— Supplied passage —
◆ ◆ ◆

Appendix A: Host galaxy mass comparison

In this appendix, we compare the stellar mass values recovered by Kelsey et al. (2021) for the DES-SN host galaxies with the values obtained using our methodology, with five-parameter sampling and no initial minimization. The results are displayed in Fig. A.1.

Fig. A.1. Comparison between the stellar mass values obtained by Kelsey et al. (2021) for the host galaxies of the DES-SN sample and the masses recovered using a five-parameter sampling with no initial minimization. In both cases, fits were performed using global (Left panel) and local (Right panel) DECam griz photometry. The results are shown in blue. A dashed line with y = x is also shown.

As previously stated, the recovered values exhibit a median relative difference of ∼4% in relation to the values computed by Kelsey et al. (2021), in both the global and the local cases. There is, however, a clear bias between the two fitting methods, as the fitting methodology discussed in this paper returns systematically higher-mass values. Even so, as discussed in 3, where we purposely change the mass values by 4%, this discrepancy does not have a noticeable impact on the recovered dust parameters.

◆ ◆ ◆

— Dataset excerpts —
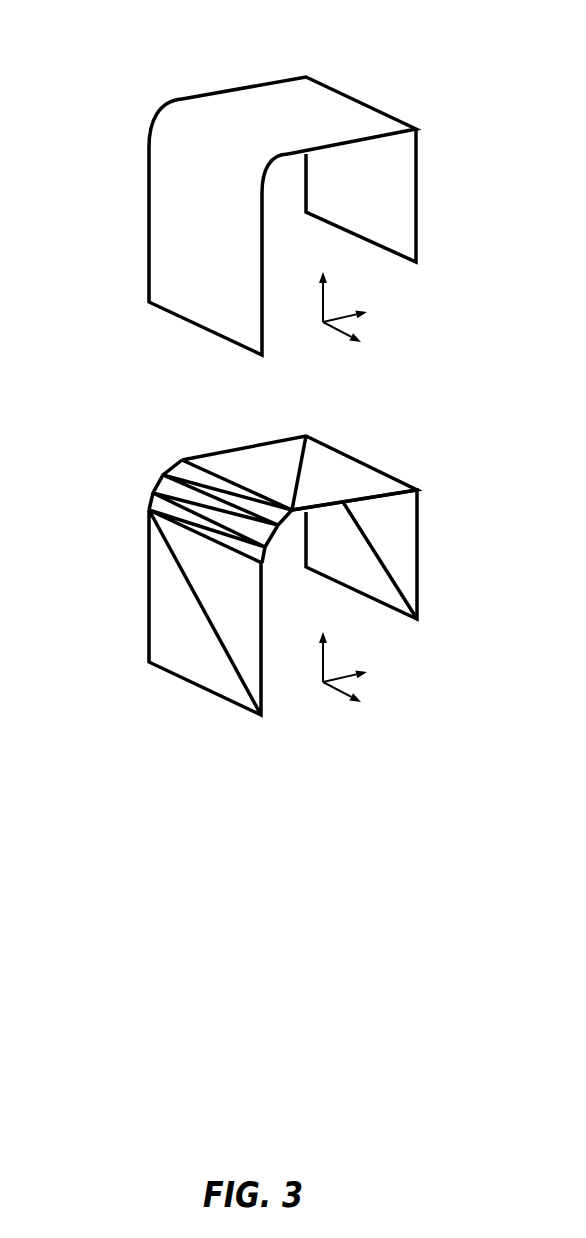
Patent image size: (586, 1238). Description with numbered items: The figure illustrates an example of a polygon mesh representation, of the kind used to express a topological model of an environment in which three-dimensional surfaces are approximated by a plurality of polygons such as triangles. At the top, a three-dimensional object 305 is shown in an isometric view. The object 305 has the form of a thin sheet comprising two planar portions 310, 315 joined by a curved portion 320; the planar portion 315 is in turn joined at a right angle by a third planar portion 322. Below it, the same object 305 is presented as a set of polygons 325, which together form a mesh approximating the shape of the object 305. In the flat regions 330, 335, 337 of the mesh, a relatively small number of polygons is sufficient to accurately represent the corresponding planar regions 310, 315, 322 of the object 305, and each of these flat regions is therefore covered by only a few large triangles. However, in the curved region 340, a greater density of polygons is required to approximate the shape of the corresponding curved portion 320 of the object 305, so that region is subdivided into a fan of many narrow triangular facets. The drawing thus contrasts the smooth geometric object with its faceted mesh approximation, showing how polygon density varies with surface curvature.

The three-dimensional object 305 is at (173, 58).
The planar portion 310 is at (157, 230).
The planar portion 315 is at (350, 110).
The curved portion 320 is at (260, 158).
The third planar portion 322 is at (418, 241).
The set of polygons 325 is at (142, 443).
The flat region 330 is at (157, 620).
The flat region 335 is at (350, 470).
The flat region 337 is at (420, 597).
The curved region 340 is at (268, 518).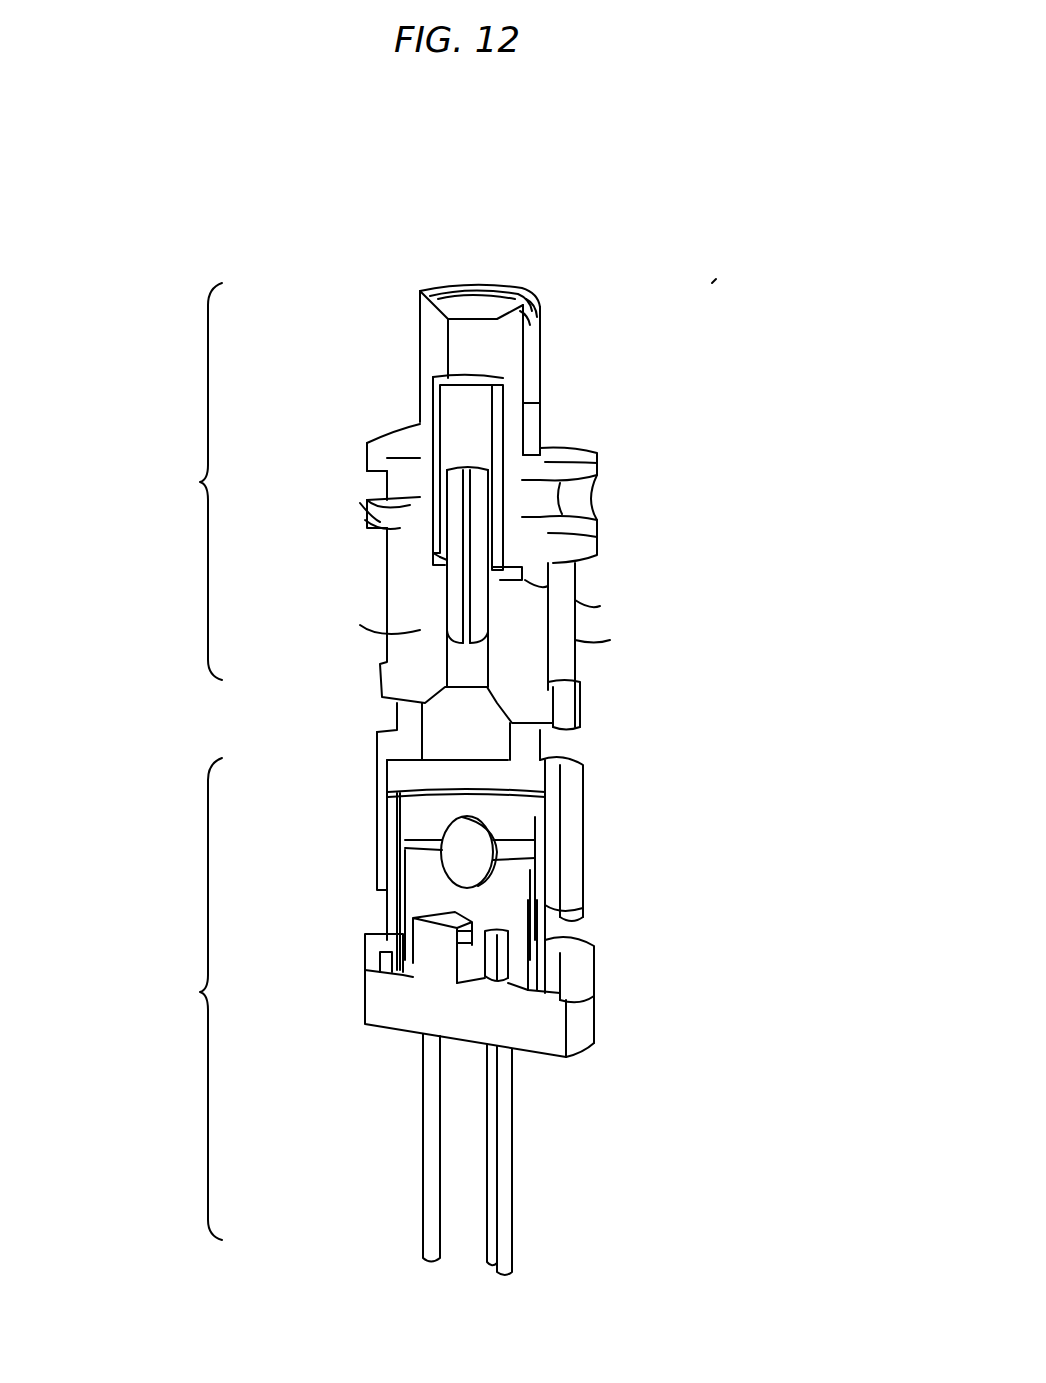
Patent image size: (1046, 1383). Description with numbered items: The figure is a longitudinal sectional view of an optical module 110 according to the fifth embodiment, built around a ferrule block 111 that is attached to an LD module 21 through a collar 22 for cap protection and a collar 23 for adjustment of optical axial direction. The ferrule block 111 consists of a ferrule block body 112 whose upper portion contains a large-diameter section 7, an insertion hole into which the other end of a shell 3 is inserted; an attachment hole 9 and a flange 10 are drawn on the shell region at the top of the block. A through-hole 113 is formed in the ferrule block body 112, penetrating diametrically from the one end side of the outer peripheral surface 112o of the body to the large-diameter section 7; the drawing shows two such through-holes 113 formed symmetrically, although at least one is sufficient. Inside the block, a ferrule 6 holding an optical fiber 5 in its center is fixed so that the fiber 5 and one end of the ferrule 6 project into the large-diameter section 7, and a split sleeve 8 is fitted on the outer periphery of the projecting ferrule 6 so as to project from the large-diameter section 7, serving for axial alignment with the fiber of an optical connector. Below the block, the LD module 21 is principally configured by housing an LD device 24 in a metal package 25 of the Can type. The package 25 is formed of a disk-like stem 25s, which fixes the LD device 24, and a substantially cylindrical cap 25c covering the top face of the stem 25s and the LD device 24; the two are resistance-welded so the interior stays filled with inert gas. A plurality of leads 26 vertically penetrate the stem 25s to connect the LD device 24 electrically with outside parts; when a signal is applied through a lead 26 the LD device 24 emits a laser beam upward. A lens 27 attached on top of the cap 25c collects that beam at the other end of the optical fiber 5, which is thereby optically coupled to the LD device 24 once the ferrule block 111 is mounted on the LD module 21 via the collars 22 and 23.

The optical module 110 is at (712, 281).
The attachment hole 9 is at (486, 298).
The shell 3 is at (542, 332).
The sleeve 8 is at (505, 400).
The flange 10 is at (565, 444).
The through-hole 113 is at (580, 506).
The outer peripheral surface 112o is at (580, 571).
The ferrule block body 112 is at (584, 630).
The ferrule block 111 is at (157, 481).
The large-diameter section 7 is at (422, 525).
The ferrule 6 is at (455, 581).
The optical fiber 5 is at (460, 638).
The collar for adjustment of optical axial direction 23 is at (588, 771).
The lens 27 is at (455, 836).
The cap 25c is at (578, 920).
The collar for cap protection 22 is at (598, 978).
The stem 25s is at (572, 1038).
The package 25 is at (574, 1054).
The lead 26 is at (512, 1188).
The LD device 24 is at (455, 933).
The LD module 21 is at (141, 999).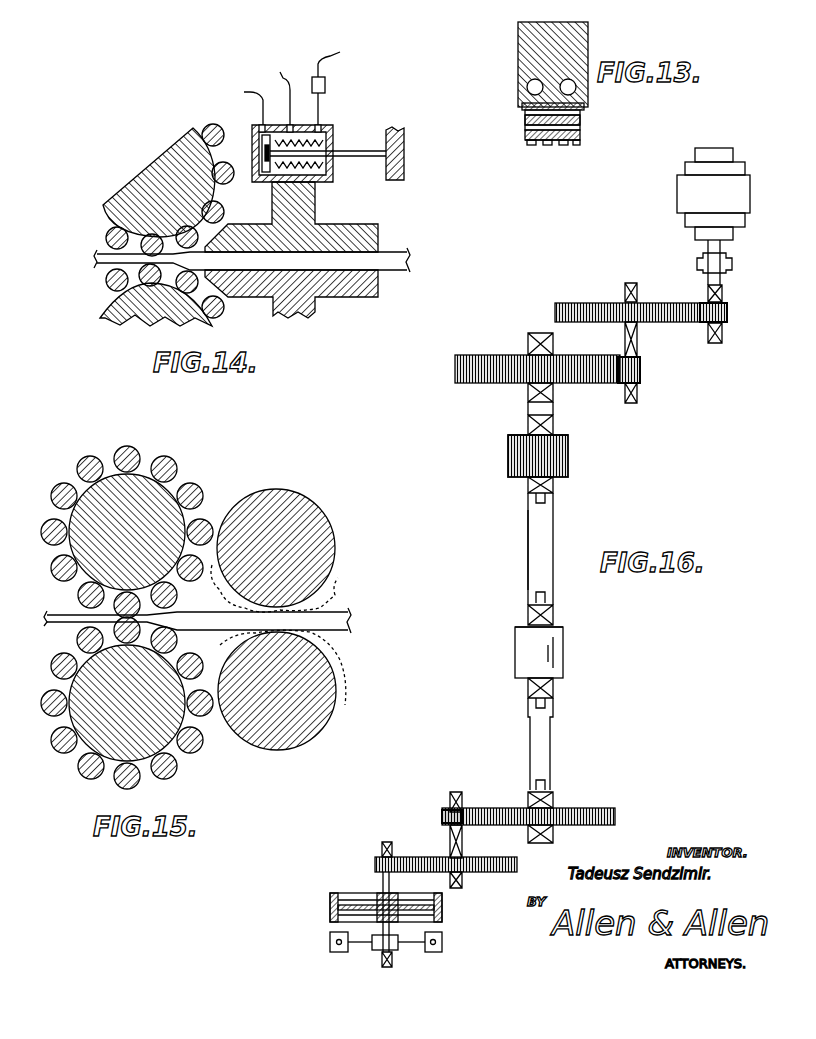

◆ ◆ ◆

— Goal —
Print the part of the host galaxy mass appendix between "In this appendix, we" and "is also shown.", inclusive. Nothing here requires the records.

— Answer below —
In this appendix, we compare the stellar mass values recovered by Kelsey et al. (2021) for the DES-SN host galaxies with the values obtained using our methodology, with five-parameter sampling and no initial minimization. The results are displayed in Fig. A.1.

Fig. A.1. Comparison between the stellar mass values obtained by Kelsey et al. (2021) for the host galaxies of the DES-SN sample and the masses recovered using a five-parameter sampling with no initial minimization. In both cases, fits were performed using global (Left panel) and local (Right panel) DECam griz photometry. The results are shown in blue. A dashed line with y = x is also shown.